*Data supplied*:
------------------------

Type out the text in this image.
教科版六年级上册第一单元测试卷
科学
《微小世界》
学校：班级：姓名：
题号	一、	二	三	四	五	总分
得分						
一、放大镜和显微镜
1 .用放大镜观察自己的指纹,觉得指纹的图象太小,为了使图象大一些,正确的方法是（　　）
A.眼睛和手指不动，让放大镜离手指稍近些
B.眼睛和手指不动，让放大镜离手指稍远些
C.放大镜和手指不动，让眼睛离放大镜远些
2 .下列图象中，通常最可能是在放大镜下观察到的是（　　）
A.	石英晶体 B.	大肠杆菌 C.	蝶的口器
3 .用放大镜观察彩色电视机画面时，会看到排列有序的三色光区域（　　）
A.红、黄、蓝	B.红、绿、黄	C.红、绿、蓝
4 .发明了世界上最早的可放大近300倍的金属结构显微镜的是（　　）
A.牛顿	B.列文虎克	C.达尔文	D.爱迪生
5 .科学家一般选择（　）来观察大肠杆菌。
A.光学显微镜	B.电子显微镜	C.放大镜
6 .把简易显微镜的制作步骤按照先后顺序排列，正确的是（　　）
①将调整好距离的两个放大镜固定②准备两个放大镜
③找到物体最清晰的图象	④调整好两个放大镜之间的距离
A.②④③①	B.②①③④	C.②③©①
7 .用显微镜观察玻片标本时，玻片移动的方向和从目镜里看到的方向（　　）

------------------------

*Given problem*: In the entries above, identify every line with the word "眼睛和手指不动". Copy those lines.

*Answer for the task*:
A.眼睛和手指不动，让放大镜离手指稍近些
B.眼睛和手指不动，让放大镜离手指稍远些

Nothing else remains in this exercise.